### GOAL OF THE EXERCISE
Among the lines below, list those containing the string "JSON".

### TASK INPUTS
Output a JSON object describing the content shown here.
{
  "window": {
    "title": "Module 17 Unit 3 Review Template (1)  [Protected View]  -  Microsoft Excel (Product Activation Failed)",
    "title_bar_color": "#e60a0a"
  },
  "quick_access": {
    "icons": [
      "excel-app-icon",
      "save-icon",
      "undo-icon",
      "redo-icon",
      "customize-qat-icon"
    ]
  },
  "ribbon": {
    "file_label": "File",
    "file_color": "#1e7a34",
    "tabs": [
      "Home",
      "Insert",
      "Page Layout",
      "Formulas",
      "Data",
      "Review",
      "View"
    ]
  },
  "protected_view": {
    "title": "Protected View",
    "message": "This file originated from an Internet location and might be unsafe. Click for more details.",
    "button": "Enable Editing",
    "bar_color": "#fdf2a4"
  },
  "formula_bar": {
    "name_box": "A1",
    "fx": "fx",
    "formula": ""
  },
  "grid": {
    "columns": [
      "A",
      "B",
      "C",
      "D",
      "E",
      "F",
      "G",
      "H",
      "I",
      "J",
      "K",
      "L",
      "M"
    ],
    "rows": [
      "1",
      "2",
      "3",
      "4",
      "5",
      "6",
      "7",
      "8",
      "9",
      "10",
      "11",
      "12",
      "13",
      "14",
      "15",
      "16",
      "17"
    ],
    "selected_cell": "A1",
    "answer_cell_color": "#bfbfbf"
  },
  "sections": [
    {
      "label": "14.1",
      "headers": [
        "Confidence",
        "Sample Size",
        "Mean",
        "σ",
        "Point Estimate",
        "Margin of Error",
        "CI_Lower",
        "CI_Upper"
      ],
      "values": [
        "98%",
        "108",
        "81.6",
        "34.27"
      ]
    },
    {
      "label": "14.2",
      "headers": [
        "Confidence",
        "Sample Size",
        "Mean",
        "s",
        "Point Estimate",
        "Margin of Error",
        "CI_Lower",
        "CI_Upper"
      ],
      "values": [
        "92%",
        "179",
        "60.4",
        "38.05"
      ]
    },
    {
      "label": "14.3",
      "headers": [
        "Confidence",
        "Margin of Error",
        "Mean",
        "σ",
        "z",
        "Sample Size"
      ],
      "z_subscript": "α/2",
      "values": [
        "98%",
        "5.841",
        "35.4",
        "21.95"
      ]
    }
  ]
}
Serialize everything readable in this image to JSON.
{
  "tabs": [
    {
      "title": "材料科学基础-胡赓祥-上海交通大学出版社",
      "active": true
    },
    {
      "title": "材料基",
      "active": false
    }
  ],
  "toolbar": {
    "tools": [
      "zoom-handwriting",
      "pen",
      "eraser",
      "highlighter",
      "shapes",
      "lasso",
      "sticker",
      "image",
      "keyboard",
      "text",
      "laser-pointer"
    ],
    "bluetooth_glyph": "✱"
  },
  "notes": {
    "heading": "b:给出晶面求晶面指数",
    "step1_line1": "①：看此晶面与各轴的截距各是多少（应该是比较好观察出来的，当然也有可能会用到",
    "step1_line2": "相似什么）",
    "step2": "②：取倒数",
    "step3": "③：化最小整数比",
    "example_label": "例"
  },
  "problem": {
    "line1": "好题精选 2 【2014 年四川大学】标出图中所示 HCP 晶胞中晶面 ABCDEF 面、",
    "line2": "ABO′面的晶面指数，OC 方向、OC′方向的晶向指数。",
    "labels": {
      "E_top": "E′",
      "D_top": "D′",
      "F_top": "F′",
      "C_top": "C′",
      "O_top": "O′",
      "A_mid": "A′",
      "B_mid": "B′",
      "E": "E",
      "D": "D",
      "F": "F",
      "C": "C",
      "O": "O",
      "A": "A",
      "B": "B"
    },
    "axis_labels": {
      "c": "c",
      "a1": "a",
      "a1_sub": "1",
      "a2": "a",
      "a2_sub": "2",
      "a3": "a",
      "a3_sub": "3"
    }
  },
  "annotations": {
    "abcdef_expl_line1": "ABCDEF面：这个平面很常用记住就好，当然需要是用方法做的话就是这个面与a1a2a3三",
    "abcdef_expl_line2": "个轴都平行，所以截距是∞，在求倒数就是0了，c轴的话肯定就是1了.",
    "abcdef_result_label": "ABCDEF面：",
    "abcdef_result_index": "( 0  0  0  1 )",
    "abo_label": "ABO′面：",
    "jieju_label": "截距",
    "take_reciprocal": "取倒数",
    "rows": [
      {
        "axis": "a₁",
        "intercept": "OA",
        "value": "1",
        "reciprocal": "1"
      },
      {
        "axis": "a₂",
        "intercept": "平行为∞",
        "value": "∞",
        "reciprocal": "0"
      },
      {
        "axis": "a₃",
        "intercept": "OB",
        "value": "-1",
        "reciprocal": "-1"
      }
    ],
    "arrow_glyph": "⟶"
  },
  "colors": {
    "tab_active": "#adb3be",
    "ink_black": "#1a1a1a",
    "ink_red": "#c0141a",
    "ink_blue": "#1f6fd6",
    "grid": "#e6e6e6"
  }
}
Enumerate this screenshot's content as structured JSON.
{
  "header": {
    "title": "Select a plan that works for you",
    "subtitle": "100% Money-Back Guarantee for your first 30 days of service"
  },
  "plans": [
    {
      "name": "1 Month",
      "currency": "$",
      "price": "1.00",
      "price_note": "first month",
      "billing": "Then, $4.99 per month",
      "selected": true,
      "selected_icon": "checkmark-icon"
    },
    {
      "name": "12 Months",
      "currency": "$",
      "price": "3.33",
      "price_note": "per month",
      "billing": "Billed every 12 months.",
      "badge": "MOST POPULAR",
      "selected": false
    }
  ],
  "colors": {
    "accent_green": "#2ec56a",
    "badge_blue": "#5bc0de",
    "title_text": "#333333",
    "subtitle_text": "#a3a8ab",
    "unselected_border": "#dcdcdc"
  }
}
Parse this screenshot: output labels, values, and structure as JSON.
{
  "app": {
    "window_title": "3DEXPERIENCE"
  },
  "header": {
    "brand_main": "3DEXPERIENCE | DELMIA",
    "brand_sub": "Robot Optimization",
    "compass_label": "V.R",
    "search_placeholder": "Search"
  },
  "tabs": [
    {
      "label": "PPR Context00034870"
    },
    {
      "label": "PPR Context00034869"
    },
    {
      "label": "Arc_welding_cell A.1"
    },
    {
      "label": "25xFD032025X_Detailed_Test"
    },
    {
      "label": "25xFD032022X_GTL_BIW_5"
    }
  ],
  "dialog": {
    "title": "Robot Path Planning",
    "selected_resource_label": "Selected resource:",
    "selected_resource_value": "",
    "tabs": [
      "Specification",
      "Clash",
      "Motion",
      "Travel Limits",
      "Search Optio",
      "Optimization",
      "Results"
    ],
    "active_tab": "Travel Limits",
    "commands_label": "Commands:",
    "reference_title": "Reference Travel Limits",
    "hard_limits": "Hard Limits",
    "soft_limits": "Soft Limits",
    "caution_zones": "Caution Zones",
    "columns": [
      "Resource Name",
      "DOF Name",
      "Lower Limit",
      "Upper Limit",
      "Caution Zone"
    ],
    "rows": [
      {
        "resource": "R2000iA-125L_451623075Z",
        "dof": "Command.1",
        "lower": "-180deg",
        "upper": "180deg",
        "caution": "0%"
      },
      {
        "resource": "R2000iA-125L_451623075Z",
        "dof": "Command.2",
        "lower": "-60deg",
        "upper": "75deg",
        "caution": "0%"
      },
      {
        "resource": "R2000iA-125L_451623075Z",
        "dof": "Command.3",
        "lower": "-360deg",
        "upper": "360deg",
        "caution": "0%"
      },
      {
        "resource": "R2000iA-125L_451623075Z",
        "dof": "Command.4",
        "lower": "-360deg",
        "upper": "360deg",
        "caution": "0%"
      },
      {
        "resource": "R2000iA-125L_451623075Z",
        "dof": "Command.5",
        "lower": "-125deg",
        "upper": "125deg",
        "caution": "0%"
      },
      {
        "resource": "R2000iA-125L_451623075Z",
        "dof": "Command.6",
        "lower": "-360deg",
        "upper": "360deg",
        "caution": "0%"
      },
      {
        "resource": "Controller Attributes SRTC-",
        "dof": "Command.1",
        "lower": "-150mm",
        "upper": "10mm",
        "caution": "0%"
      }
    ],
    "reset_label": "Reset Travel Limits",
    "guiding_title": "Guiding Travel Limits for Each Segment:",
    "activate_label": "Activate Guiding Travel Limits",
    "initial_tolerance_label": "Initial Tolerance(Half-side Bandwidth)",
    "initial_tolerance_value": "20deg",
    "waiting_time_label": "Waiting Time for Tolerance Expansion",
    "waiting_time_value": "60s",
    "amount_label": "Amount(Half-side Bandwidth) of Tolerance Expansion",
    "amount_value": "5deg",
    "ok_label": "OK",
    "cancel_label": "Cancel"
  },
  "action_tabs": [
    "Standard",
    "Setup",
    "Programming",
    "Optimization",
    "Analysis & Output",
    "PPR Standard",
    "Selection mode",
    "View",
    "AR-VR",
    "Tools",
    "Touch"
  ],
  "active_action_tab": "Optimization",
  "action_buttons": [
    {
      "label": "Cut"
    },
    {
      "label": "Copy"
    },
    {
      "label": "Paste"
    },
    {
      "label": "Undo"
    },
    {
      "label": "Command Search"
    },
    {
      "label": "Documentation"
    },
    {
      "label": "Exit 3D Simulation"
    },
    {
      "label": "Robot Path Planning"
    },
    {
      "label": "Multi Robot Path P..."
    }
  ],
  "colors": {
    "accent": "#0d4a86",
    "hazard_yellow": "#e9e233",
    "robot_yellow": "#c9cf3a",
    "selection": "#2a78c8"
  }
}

### THE REPLY
Output a JSON object describing the content shown here.
Serialize everything readable in this image to JSON.
Enumerate this screenshot's content as structured JSON.
Parse this screenshot: output labels, values, and structure as JSON.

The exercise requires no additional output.